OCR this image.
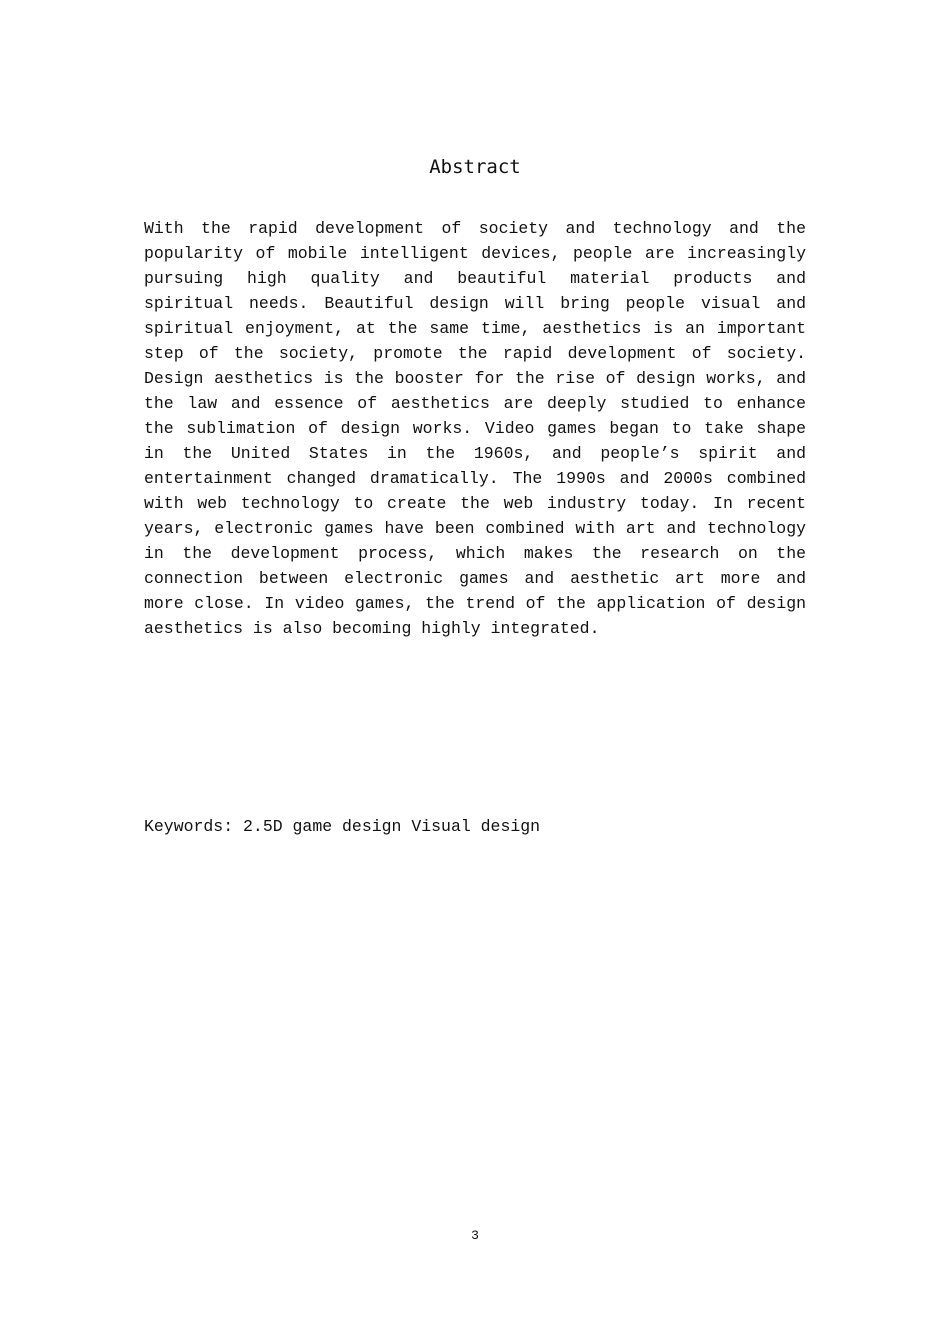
Abstract

With the rapid development of society and technology and the popularity of mobile intelligent devices, people are increasingly pursuing high quality and beautiful material products and spiritual needs. Beautiful design will bring people visual and spiritual enjoyment, at the same time, aesthetics is an important step of the society, promote the rapid development of society. Design aesthetics is the booster for the rise of design works, and the law and essence of aesthetics are deeply studied to enhance the sublimation of design works. Video games began to take shape in the United States in the 1960s, and people’s spirit and entertainment changed dramatically. The 1990s and 2000s combined with web technology to create the web industry today. In recent years, electronic games have been combined with art and technology in the development process, which makes the research on the connection between electronic games and aesthetic art more and more close. In video games, the trend of the application of design aesthetics is also becoming highly integrated.

Keywords: 2.5D game design Visual design
3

+++

What is expected ▸ Transcribe the complete set of entries verbatim. No pictures belong in the copy.

Result of this exercise ▸
OCR this image.
Abstract

With the rapid development of society and technology and the popularity of mobile intelligent devices, people are increasingly pursuing high quality and beautiful material products and spiritual needs. Beautiful design will bring people visual and spiritual enjoyment, at the same time, aesthetics is an important step of the society, promote the rapid development of society. Design aesthetics is the booster for the rise of design works, and the law and essence of aesthetics are deeply studied to enhance the sublimation of design works. Video games began to take shape in the United States in the 1960s, and people’s spirit and entertainment changed dramatically. The 1990s and 2000s combined with web technology to create the web industry today. In recent years, electronic games have been combined with art and technology in the development process, which makes the research on the connection between electronic games and aesthetic art more and more close. In video games, the trend of the application of design aesthetics is also becoming highly integrated.

Keywords: 2.5D game design Visual design
3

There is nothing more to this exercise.